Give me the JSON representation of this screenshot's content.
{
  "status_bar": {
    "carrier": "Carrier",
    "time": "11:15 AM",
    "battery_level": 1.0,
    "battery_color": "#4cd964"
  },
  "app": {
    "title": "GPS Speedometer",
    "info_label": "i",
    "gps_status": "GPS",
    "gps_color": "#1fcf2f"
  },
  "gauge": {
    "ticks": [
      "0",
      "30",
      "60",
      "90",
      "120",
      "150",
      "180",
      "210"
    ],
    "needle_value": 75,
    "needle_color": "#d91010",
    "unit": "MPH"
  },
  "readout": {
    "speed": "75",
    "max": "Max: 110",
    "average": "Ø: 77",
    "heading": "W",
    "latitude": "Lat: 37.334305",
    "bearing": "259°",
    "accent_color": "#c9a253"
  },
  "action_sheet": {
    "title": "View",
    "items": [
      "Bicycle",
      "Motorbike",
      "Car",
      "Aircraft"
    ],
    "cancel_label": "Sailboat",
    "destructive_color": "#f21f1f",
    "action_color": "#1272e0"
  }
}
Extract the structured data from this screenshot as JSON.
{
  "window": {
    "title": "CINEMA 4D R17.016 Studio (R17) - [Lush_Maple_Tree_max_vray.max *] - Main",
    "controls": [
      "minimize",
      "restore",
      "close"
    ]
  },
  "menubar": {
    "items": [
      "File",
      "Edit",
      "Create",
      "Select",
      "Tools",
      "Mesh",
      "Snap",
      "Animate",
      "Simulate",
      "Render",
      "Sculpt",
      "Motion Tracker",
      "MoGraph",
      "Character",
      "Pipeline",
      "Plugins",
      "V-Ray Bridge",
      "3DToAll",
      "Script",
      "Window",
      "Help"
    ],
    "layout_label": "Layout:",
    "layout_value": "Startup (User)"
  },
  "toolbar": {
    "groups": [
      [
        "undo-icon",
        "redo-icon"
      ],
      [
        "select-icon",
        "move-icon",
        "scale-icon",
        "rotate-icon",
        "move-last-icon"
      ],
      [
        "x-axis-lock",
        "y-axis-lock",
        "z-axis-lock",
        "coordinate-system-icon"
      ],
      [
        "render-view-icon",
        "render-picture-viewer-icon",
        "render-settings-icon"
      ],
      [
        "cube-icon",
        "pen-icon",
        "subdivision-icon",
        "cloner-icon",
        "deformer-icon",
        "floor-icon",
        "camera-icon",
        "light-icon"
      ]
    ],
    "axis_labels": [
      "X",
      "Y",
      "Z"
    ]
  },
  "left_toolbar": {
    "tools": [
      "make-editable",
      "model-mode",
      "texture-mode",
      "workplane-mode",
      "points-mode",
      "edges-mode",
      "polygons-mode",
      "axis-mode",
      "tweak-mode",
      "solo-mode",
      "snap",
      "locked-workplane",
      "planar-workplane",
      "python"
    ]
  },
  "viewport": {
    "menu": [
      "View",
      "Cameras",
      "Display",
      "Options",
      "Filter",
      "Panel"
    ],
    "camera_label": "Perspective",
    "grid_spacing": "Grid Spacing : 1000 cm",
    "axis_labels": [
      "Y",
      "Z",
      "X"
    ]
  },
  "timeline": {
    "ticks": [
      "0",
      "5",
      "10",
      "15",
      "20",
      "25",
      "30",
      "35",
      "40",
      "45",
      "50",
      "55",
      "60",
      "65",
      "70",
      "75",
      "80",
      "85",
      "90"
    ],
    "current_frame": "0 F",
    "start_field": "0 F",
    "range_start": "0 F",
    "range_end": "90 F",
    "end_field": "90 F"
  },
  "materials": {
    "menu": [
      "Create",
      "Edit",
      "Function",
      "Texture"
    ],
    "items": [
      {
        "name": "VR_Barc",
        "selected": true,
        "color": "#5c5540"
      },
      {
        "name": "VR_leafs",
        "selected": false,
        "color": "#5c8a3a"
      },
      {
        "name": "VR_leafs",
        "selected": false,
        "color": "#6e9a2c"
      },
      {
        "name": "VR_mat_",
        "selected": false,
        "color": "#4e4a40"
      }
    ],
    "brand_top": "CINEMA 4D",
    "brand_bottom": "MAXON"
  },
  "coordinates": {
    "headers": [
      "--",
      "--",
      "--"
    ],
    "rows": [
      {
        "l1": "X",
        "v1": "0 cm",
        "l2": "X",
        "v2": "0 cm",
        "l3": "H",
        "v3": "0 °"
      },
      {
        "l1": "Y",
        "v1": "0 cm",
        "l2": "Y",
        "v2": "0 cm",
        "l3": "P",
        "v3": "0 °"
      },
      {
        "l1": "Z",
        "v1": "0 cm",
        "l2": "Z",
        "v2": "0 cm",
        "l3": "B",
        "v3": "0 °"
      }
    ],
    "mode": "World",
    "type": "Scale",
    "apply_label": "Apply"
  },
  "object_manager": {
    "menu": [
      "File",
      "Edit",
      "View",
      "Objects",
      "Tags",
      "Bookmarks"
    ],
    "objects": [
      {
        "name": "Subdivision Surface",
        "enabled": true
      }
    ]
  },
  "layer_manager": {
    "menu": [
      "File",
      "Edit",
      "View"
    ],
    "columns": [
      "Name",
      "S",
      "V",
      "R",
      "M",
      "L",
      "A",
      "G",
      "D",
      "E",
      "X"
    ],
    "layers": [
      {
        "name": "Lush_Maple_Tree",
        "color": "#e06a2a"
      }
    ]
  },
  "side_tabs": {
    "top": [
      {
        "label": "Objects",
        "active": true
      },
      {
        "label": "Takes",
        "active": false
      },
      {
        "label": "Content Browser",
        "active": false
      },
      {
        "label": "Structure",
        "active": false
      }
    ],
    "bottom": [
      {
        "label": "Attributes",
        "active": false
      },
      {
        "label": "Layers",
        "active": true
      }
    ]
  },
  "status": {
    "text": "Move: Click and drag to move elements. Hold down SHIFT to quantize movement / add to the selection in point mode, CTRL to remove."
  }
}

### Problem to work on:
Can you restate every record above word for word?

### Solution to the problem:
Give me the JSON representation of this screenshot's content.
{
  "status_bar": {
    "carrier": "Carrier",
    "time": "11:15 AM",
    "battery_level": 1.0,
    "battery_color": "#4cd964"
  },
  "app": {
    "title": "GPS Speedometer",
    "info_label": "i",
    "gps_status": "GPS",
    "gps_color": "#1fcf2f"
  },
  "gauge": {
    "ticks": [
      "0",
      "30",
      "60",
      "90",
      "120",
      "150",
      "180",
      "210"
    ],
    "needle_value": 75,
    "needle_color": "#d91010",
    "unit": "MPH"
  },
  "readout": {
    "speed": "75",
    "max": "Max: 110",
    "average": "Ø: 77",
    "heading": "W",
    "latitude": "Lat: 37.334305",
    "bearing": "259°",
    "accent_color": "#c9a253"
  },
  "action_sheet": {
    "title": "View",
    "items": [
      "Bicycle",
      "Motorbike",
      "Car",
      "Aircraft"
    ],
    "cancel_label": "Sailboat",
    "destructive_color": "#f21f1f",
    "action_color": "#1272e0"
  }
}
Extract the structured data from this screenshot as JSON.
{
  "window": {
    "title": "CINEMA 4D R17.016 Studio (R17) - [Lush_Maple_Tree_max_vray.max *] - Main",
    "controls": [
      "minimize",
      "restore",
      "close"
    ]
  },
  "menubar": {
    "items": [
      "File",
      "Edit",
      "Create",
      "Select",
      "Tools",
      "Mesh",
      "Snap",
      "Animate",
      "Simulate",
      "Render",
      "Sculpt",
      "Motion Tracker",
      "MoGraph",
      "Character",
      "Pipeline",
      "Plugins",
      "V-Ray Bridge",
      "3DToAll",
      "Script",
      "Window",
      "Help"
    ],
    "layout_label": "Layout:",
    "layout_value": "Startup (User)"
  },
  "toolbar": {
    "groups": [
      [
        "undo-icon",
        "redo-icon"
      ],
      [
        "select-icon",
        "move-icon",
        "scale-icon",
        "rotate-icon",
        "move-last-icon"
      ],
      [
        "x-axis-lock",
        "y-axis-lock",
        "z-axis-lock",
        "coordinate-system-icon"
      ],
      [
        "render-view-icon",
        "render-picture-viewer-icon",
        "render-settings-icon"
      ],
      [
        "cube-icon",
        "pen-icon",
        "subdivision-icon",
        "cloner-icon",
        "deformer-icon",
        "floor-icon",
        "camera-icon",
        "light-icon"
      ]
    ],
    "axis_labels": [
      "X",
      "Y",
      "Z"
    ]
  },
  "left_toolbar": {
    "tools": [
      "make-editable",
      "model-mode",
      "texture-mode",
      "workplane-mode",
      "points-mode",
      "edges-mode",
      "polygons-mode",
      "axis-mode",
      "tweak-mode",
      "solo-mode",
      "snap",
      "locked-workplane",
      "planar-workplane",
      "python"
    ]
  },
  "viewport": {
    "menu": [
      "View",
      "Cameras",
      "Display",
      "Options",
      "Filter",
      "Panel"
    ],
    "camera_label": "Perspective",
    "grid_spacing": "Grid Spacing : 1000 cm",
    "axis_labels": [
      "Y",
      "Z",
      "X"
    ]
  },
  "timeline": {
    "ticks": [
      "0",
      "5",
      "10",
      "15",
      "20",
      "25",
      "30",
      "35",
      "40",
      "45",
      "50",
      "55",
      "60",
      "65",
      "70",
      "75",
      "80",
      "85",
      "90"
    ],
    "current_frame": "0 F",
    "start_field": "0 F",
    "range_start": "0 F",
    "range_end": "90 F",
    "end_field": "90 F"
  },
  "materials": {
    "menu": [
      "Create",
      "Edit",
      "Function",
      "Texture"
    ],
    "items": [
      {
        "name": "VR_Barc",
        "selected": true,
        "color": "#5c5540"
      },
      {
        "name": "VR_leafs",
        "selected": false,
        "color": "#5c8a3a"
      },
      {
        "name": "VR_leafs",
        "selected": false,
        "color": "#6e9a2c"
      },
      {
        "name": "VR_mat_",
        "selected": false,
        "color": "#4e4a40"
      }
    ],
    "brand_top": "CINEMA 4D",
    "brand_bottom": "MAXON"
  },
  "coordinates": {
    "headers": [
      "--",
      "--",
      "--"
    ],
    "rows": [
      {
        "l1": "X",
        "v1": "0 cm",
        "l2": "X",
        "v2": "0 cm",
        "l3": "H",
        "v3": "0 °"
      },
      {
        "l1": "Y",
        "v1": "0 cm",
        "l2": "Y",
        "v2": "0 cm",
        "l3": "P",
        "v3": "0 °"
      },
      {
        "l1": "Z",
        "v1": "0 cm",
        "l2": "Z",
        "v2": "0 cm",
        "l3": "B",
        "v3": "0 °"
      }
    ],
    "mode": "World",
    "type": "Scale",
    "apply_label": "Apply"
  },
  "object_manager": {
    "menu": [
      "File",
      "Edit",
      "View",
      "Objects",
      "Tags",
      "Bookmarks"
    ],
    "objects": [
      {
        "name": "Subdivision Surface",
        "enabled": true
      }
    ]
  },
  "layer_manager": {
    "menu": [
      "File",
      "Edit",
      "View"
    ],
    "columns": [
      "Name",
      "S",
      "V",
      "R",
      "M",
      "L",
      "A",
      "G",
      "D",
      "E",
      "X"
    ],
    "layers": [
      {
        "name": "Lush_Maple_Tree",
        "color": "#e06a2a"
      }
    ]
  },
  "side_tabs": {
    "top": [
      {
        "label": "Objects",
        "active": true
      },
      {
        "label": "Takes",
        "active": false
      },
      {
        "label": "Content Browser",
        "active": false
      },
      {
        "label": "Structure",
        "active": false
      }
    ],
    "bottom": [
      {
        "label": "Attributes",
        "active": false
      },
      {
        "label": "Layers",
        "active": true
      }
    ]
  },
  "status": {
    "text": "Move: Click and drag to move elements. Hold down SHIFT to quantize movement / add to the selection in point mode, CTRL to remove."
  }
}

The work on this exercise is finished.